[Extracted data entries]
..........

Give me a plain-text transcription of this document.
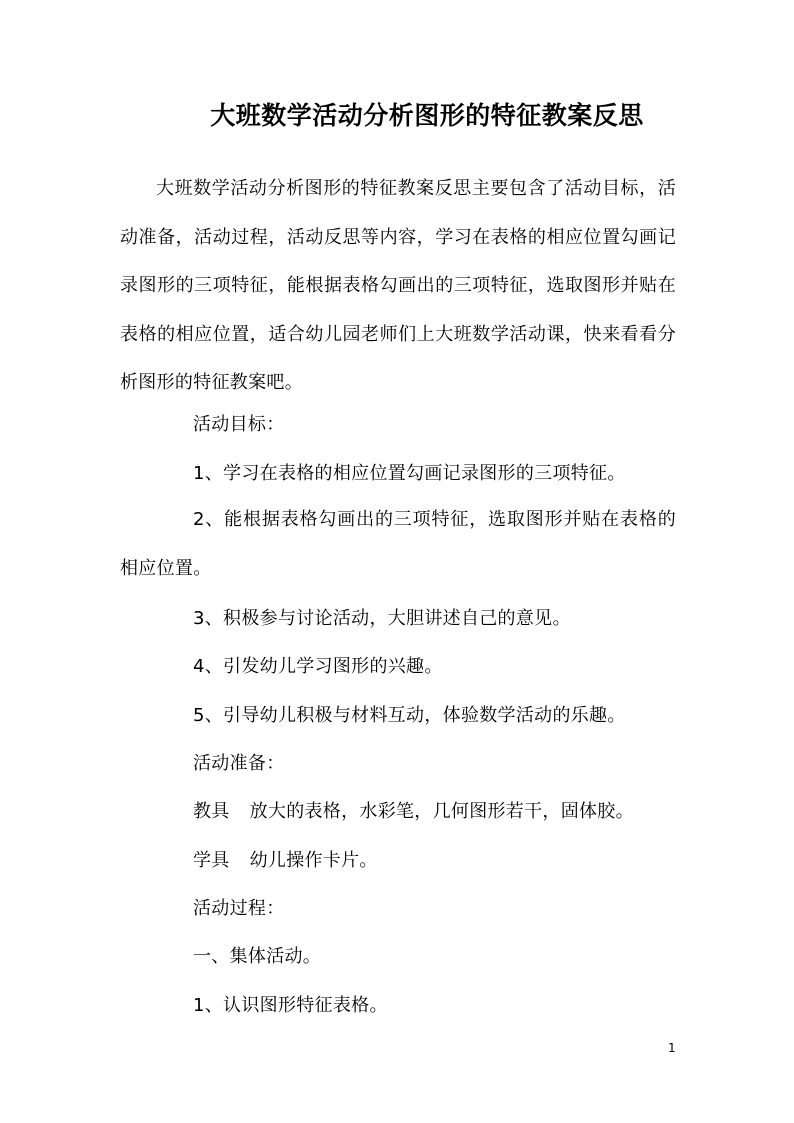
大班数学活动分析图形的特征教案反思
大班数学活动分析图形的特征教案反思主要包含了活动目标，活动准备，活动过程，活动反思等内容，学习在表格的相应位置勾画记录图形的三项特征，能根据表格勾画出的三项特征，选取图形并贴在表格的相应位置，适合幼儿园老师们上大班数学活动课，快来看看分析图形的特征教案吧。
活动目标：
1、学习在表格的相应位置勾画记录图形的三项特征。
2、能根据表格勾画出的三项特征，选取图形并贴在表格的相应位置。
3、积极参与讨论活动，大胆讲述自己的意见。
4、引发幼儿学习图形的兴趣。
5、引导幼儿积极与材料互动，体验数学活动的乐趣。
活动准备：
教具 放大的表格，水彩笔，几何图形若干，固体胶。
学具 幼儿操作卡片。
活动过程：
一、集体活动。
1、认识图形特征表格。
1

..........

Skip the images and write out the rest of the listing exactly.

* _Exercise result_
Give me a plain-text transcription of this document.
大班数学活动分析图形的特征教案反思
大班数学活动分析图形的特征教案反思主要包含了活动目标，活动准备，活动过程，活动反思等内容，学习在表格的相应位置勾画记录图形的三项特征，能根据表格勾画出的三项特征，选取图形并贴在表格的相应位置，适合幼儿园老师们上大班数学活动课，快来看看分析图形的特征教案吧。
活动目标：
1、学习在表格的相应位置勾画记录图形的三项特征。
2、能根据表格勾画出的三项特征，选取图形并贴在表格的相应位置。
3、积极参与讨论活动，大胆讲述自己的意见。
4、引发幼儿学习图形的兴趣。
5、引导幼儿积极与材料互动，体验数学活动的乐趣。
活动准备：
教具 放大的表格，水彩笔，几何图形若干，固体胶。
学具 幼儿操作卡片。
活动过程：
一、集体活动。
1、认识图形特征表格。
1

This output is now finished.